(Source data)
=======
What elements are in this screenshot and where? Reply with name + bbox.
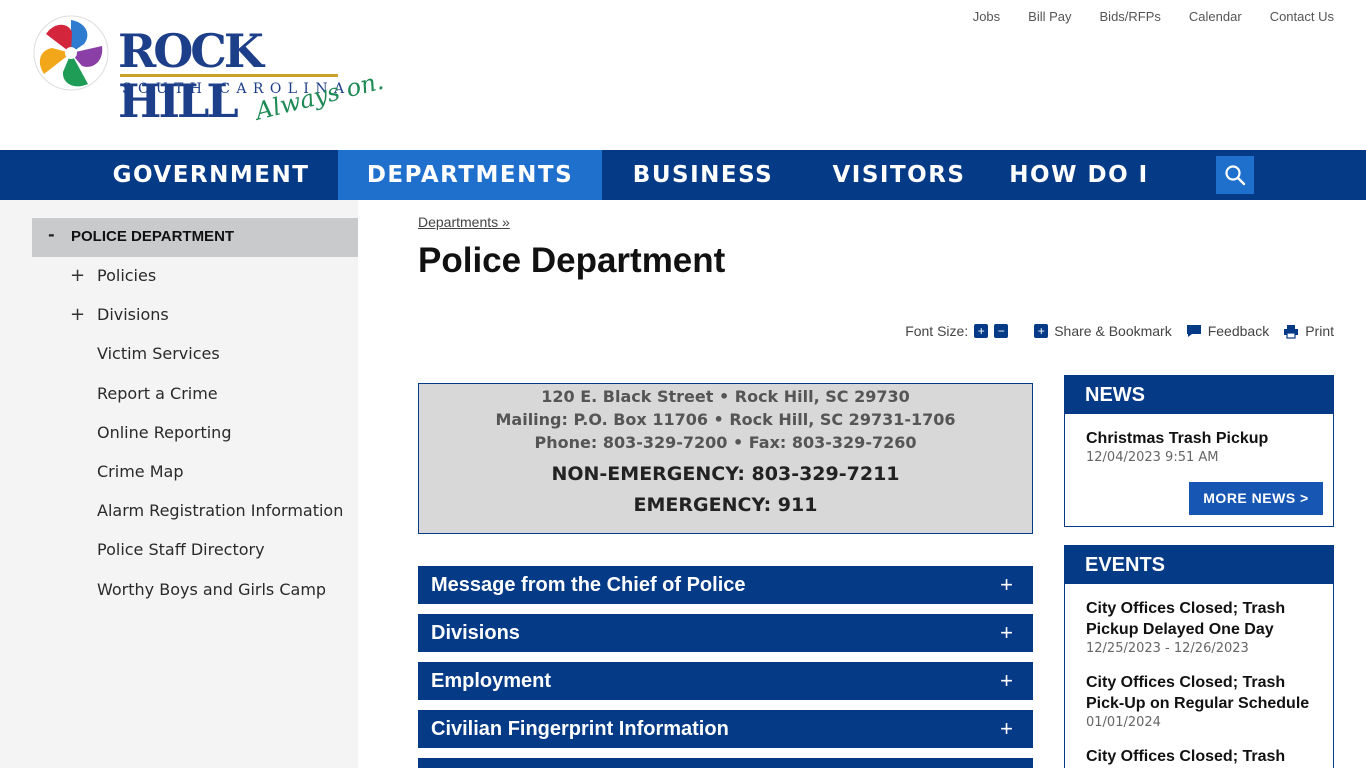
print-button[interactable]: Print <box>1283 323 1334 339</box>
feedback-button[interactable]: Feedback <box>1186 323 1269 339</box>
utility-link-bids[interactable]: Bids/RFPs <box>1100 9 1161 24</box>
event-item-date: 01/01/2024 <box>1086 715 1161 730</box>
event-item-title[interactable]: City Offices Closed; Trash <box>1086 746 1326 767</box>
sidebar-item-divisions[interactable]: Divisions <box>97 305 169 324</box>
logo-emblem-icon <box>33 15 109 91</box>
sidebar-heading-label: POLICE DEPARTMENT <box>71 228 235 245</box>
main-nav: GOVERNMENT DEPARTMENTS BUSINESS VISITORS… <box>0 150 1366 238</box>
accordion-title: Divisions <box>431 622 520 644</box>
news-item-title[interactable]: Christmas Trash Pickup <box>1086 428 1326 449</box>
site-header: ROCK HILL SOUTH CAROLINA Always on. Jobs… <box>0 0 1366 150</box>
news-item-date: 12/04/2023 9:51 AM <box>1086 450 1219 465</box>
contact-phone: Phone: 803-329-7200 • Fax: 803-329-7260 <box>534 433 917 452</box>
search-icon <box>1225 165 1246 186</box>
collapse-icon[interactable]: - <box>48 225 55 244</box>
expand-policies-icon[interactable]: + <box>70 265 85 286</box>
breadcrumb[interactable]: Departments » <box>418 214 510 230</box>
sidebar-item-victim-services[interactable]: Victim Services <box>97 344 220 363</box>
sidebar-item-crime-map[interactable]: Crime Map <box>97 462 183 481</box>
sidebar: - POLICE DEPARTMENT <box>0 200 358 768</box>
accordion-fingerprint[interactable]: Civilian Fingerprint Information + <box>418 710 1033 748</box>
share-label: Share & Bookmark <box>1054 323 1172 339</box>
sidebar-item-report-crime[interactable]: Report a Crime <box>97 384 218 403</box>
contact-mailing: Mailing: P.O. Box 11706 • Rock Hill, SC … <box>495 410 956 429</box>
nav-visitors[interactable]: VISITORS <box>826 150 972 200</box>
accordion-title: Message from the Chief of Police <box>431 574 746 596</box>
printer-icon <box>1283 324 1299 339</box>
sidebar-item-worthy-camp[interactable]: Worthy Boys and Girls Camp <box>97 580 326 599</box>
emergency-number: EMERGENCY: 911 <box>633 494 818 516</box>
expand-icon: + <box>1000 572 1013 597</box>
event-item-title[interactable]: City Offices Closed; Trash Pickup Delaye… <box>1086 598 1326 640</box>
expand-divisions-icon[interactable]: + <box>70 304 85 325</box>
utility-link-contact[interactable]: Contact Us <box>1270 9 1334 24</box>
nav-how-do-i[interactable]: HOW DO I ... <box>996 150 1162 238</box>
event-item-date: 12/25/2023 - 12/26/2023 <box>1086 641 1249 656</box>
sidebar-item-alarm-registration[interactable]: Alarm Registration Information <box>97 501 343 520</box>
utility-link-calendar[interactable]: Calendar <box>1189 9 1242 24</box>
accordion-title: Civilian Fingerprint Information <box>431 718 729 740</box>
nav-business[interactable]: BUSINESS <box>620 150 786 200</box>
nav-departments[interactable]: DEPARTMENTS <box>338 150 602 200</box>
events-heading: EVENTS <box>1065 546 1333 584</box>
rock-hill-logo[interactable]: ROCK HILL SOUTH CAROLINA Always on. <box>30 12 390 142</box>
accordion-divisions[interactable]: Divisions + <box>418 614 1033 652</box>
expand-icon: + <box>1000 620 1013 645</box>
expand-icon: + <box>1000 668 1013 693</box>
search-button[interactable] <box>1216 156 1254 194</box>
sidebar-heading[interactable]: - POLICE DEPARTMENT <box>32 218 358 257</box>
comment-icon <box>1186 324 1202 338</box>
feedback-label: Feedback <box>1207 323 1270 339</box>
utility-link-jobs[interactable]: Jobs <box>973 9 1000 24</box>
accordion-employment[interactable]: Employment + <box>418 662 1033 700</box>
expand-icon: + <box>1000 716 1013 741</box>
logo-underline <box>120 74 338 77</box>
contact-address: 120 E. Black Street • Rock Hill, SC 2973… <box>541 387 910 406</box>
accordion-next-partial[interactable] <box>418 758 1033 768</box>
share-bookmark-button[interactable]: + Share & Bookmark <box>1034 323 1172 339</box>
utility-link-bill-pay[interactable]: Bill Pay <box>1028 9 1071 24</box>
utility-nav: Jobs Bill Pay Bids/RFPs Calendar Contact… <box>973 9 1334 24</box>
sidebar-item-online-reporting[interactable]: Online Reporting <box>97 423 231 442</box>
sidebar-item-staff-directory[interactable]: Police Staff Directory <box>97 540 265 559</box>
font-size-label: Font Size: <box>905 323 969 339</box>
nav-government[interactable]: GOVERNMENT <box>96 150 326 200</box>
font-decrease-button[interactable]: − <box>994 324 1009 338</box>
contact-info-box: 120 E. Black Street • Rock Hill, SC 2973… <box>418 383 1033 534</box>
news-panel: NEWS Christmas Trash Pickup 12/04/2023 9… <box>1064 375 1334 527</box>
print-label: Print <box>1305 323 1334 339</box>
events-panel: EVENTS City Offices Closed; Trash Pickup… <box>1064 545 1334 768</box>
sidebar-item-policies[interactable]: Policies <box>97 266 156 285</box>
share-plus-icon: + <box>1034 324 1049 338</box>
more-news-button[interactable]: MORE NEWS > <box>1189 482 1323 515</box>
news-heading: NEWS <box>1065 376 1333 414</box>
page-title: Police Department <box>418 241 726 280</box>
non-emergency-number: NON-EMERGENCY: 803-329-7211 <box>551 463 900 485</box>
page-tools: Font Size: + − + Share & Bookmark Feedba… <box>905 323 1334 339</box>
event-item-title[interactable]: City Offices Closed; Trash Pick-Up on Re… <box>1086 672 1326 714</box>
accordion-chief-message[interactable]: Message from the Chief of Police + <box>418 566 1033 604</box>
font-increase-button[interactable]: + <box>974 324 989 338</box>
accordion-title: Employment <box>431 670 552 692</box>
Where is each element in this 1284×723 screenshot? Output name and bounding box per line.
=======
Retype every line of the records above word for word, omitting the pictures from your answer.

# Solution to this task:
What elements are in this screenshot and where? Reply with name + bbox.
print-button[interactable]: Print <box>1283 323 1334 339</box>
feedback-button[interactable]: Feedback <box>1186 323 1269 339</box>
utility-link-bids[interactable]: Bids/RFPs <box>1100 9 1161 24</box>
event-item-date: 01/01/2024 <box>1086 715 1161 730</box>
event-item-title[interactable]: City Offices Closed; Trash <box>1086 746 1326 767</box>
sidebar-item-divisions[interactable]: Divisions <box>97 305 169 324</box>
logo-emblem-icon <box>33 15 109 91</box>
sidebar-heading-label: POLICE DEPARTMENT <box>71 228 235 245</box>
main-nav: GOVERNMENT DEPARTMENTS BUSINESS VISITORS… <box>0 150 1366 238</box>
accordion-title: Divisions <box>431 622 520 644</box>
news-item-title[interactable]: Christmas Trash Pickup <box>1086 428 1326 449</box>
site-header: ROCK HILL SOUTH CAROLINA Always on. Jobs… <box>0 0 1366 150</box>
news-item-date: 12/04/2023 9:51 AM <box>1086 450 1219 465</box>
contact-phone: Phone: 803-329-7200 • Fax: 803-329-7260 <box>534 433 917 452</box>
search-icon <box>1225 165 1246 186</box>
collapse-icon[interactable]: - <box>48 225 55 244</box>
expand-policies-icon[interactable]: + <box>70 265 85 286</box>
breadcrumb[interactable]: Departments » <box>418 214 510 230</box>
sidebar-item-victim-services[interactable]: Victim Services <box>97 344 220 363</box>
sidebar-item-crime-map[interactable]: Crime Map <box>97 462 183 481</box>
sidebar: - POLICE DEPARTMENT <box>0 200 358 768</box>
accordion-fingerprint[interactable]: Civilian Fingerprint Information + <box>418 710 1033 748</box>
share-label: Share & Bookmark <box>1054 323 1172 339</box>
sidebar-item-report-crime[interactable]: Report a Crime <box>97 384 218 403</box>
contact-mailing: Mailing: P.O. Box 11706 • Rock Hill, SC … <box>495 410 956 429</box>
nav-visitors[interactable]: VISITORS <box>826 150 972 200</box>
accordion-title: Message from the Chief of Police <box>431 574 746 596</box>
printer-icon <box>1283 324 1299 339</box>
sidebar-item-worthy-camp[interactable]: Worthy Boys and Girls Camp <box>97 580 326 599</box>
emergency-number: EMERGENCY: 911 <box>633 494 818 516</box>
expand-icon: + <box>1000 572 1013 597</box>
event-item-title[interactable]: City Offices Closed; Trash Pickup Delaye… <box>1086 598 1326 640</box>
expand-divisions-icon[interactable]: + <box>70 304 85 325</box>
utility-link-contact[interactable]: Contact Us <box>1270 9 1334 24</box>
nav-how-do-i[interactable]: HOW DO I ... <box>996 150 1162 238</box>
event-item-date: 12/25/2023 - 12/26/2023 <box>1086 641 1249 656</box>
sidebar-item-alarm-registration[interactable]: Alarm Registration Information <box>97 501 343 520</box>
utility-link-calendar[interactable]: Calendar <box>1189 9 1242 24</box>
accordion-title: Civilian Fingerprint Information <box>431 718 729 740</box>
nav-business[interactable]: BUSINESS <box>620 150 786 200</box>
nav-departments[interactable]: DEPARTMENTS <box>338 150 602 200</box>
events-heading: EVENTS <box>1065 546 1333 584</box>
rock-hill-logo[interactable]: ROCK HILL SOUTH CAROLINA Always on. <box>30 12 390 142</box>
accordion-divisions[interactable]: Divisions + <box>418 614 1033 652</box>
expand-icon: + <box>1000 620 1013 645</box>
expand-icon: + <box>1000 668 1013 693</box>
search-button[interactable] <box>1216 156 1254 194</box>
sidebar-heading[interactable]: - POLICE DEPARTMENT <box>32 218 358 257</box>
comment-icon <box>1186 324 1202 338</box>
feedback-label: Feedback <box>1207 323 1270 339</box>
utility-link-jobs[interactable]: Jobs <box>973 9 1000 24</box>
accordion-employment[interactable]: Employment + <box>418 662 1033 700</box>
expand-icon: + <box>1000 716 1013 741</box>
logo-underline <box>120 74 338 77</box>
contact-address: 120 E. Black Street • Rock Hill, SC 2973… <box>541 387 910 406</box>
accordion-next-partial[interactable] <box>418 758 1033 768</box>
share-bookmark-button[interactable]: + Share & Bookmark <box>1034 323 1172 339</box>
utility-link-bill-pay[interactable]: Bill Pay <box>1028 9 1071 24</box>
utility-nav: Jobs Bill Pay Bids/RFPs Calendar Contact… <box>973 9 1334 24</box>
sidebar-item-online-reporting[interactable]: Online Reporting <box>97 423 231 442</box>
sidebar-item-staff-directory[interactable]: Police Staff Directory <box>97 540 265 559</box>
font-size-label: Font Size: <box>905 323 969 339</box>
nav-government[interactable]: GOVERNMENT <box>96 150 326 200</box>
font-decrease-button[interactable]: − <box>994 324 1009 338</box>
contact-info-box: 120 E. Black Street • Rock Hill, SC 2973… <box>418 383 1033 534</box>
news-panel: NEWS Christmas Trash Pickup 12/04/2023 9… <box>1064 375 1334 527</box>
print-label: Print <box>1305 323 1334 339</box>
events-panel: EVENTS City Offices Closed; Trash Pickup… <box>1064 545 1334 768</box>
sidebar-item-policies[interactable]: Policies <box>97 266 156 285</box>
share-plus-icon: + <box>1034 324 1049 338</box>
more-news-button[interactable]: MORE NEWS > <box>1189 482 1323 515</box>
news-heading: NEWS <box>1065 376 1333 414</box>
page-title: Police Department <box>418 241 726 280</box>
non-emergency-number: NON-EMERGENCY: 803-329-7211 <box>551 463 900 485</box>
page-tools: Font Size: + − + Share & Bookmark Feedba… <box>905 323 1334 339</box>
event-item-title[interactable]: City Offices Closed; Trash Pick-Up on Re… <box>1086 672 1326 714</box>
accordion-chief-message[interactable]: Message from the Chief of Police + <box>418 566 1033 604</box>
font-increase-button[interactable]: + <box>974 324 989 338</box>
accordion-title: Employment <box>431 670 552 692</box>
Where is each element in this 1284×723 screenshot? Output name and bounding box per line.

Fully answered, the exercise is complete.